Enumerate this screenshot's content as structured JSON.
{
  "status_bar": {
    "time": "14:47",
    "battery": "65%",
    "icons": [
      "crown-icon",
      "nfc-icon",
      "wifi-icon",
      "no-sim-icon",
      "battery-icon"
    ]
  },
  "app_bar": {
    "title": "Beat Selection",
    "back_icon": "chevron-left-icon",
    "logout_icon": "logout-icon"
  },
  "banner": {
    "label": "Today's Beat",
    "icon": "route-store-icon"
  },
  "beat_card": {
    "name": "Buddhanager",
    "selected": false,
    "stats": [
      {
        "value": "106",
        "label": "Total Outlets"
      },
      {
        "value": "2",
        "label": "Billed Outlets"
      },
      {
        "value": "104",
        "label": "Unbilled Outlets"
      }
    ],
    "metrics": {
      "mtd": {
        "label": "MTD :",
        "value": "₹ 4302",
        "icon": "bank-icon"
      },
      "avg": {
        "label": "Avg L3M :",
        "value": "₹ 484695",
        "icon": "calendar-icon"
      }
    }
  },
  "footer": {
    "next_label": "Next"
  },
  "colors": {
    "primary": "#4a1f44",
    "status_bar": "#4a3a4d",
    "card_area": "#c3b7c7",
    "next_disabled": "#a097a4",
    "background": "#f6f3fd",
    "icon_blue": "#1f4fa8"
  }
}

────────

> Stated problem
Filter the entries down to the lines with the word "value" in them.

> Exercise answer
        "value": "106",
        "value": "2",
        "value": "104",
        "value": "₹ 4302",
        "value": "₹ 484695",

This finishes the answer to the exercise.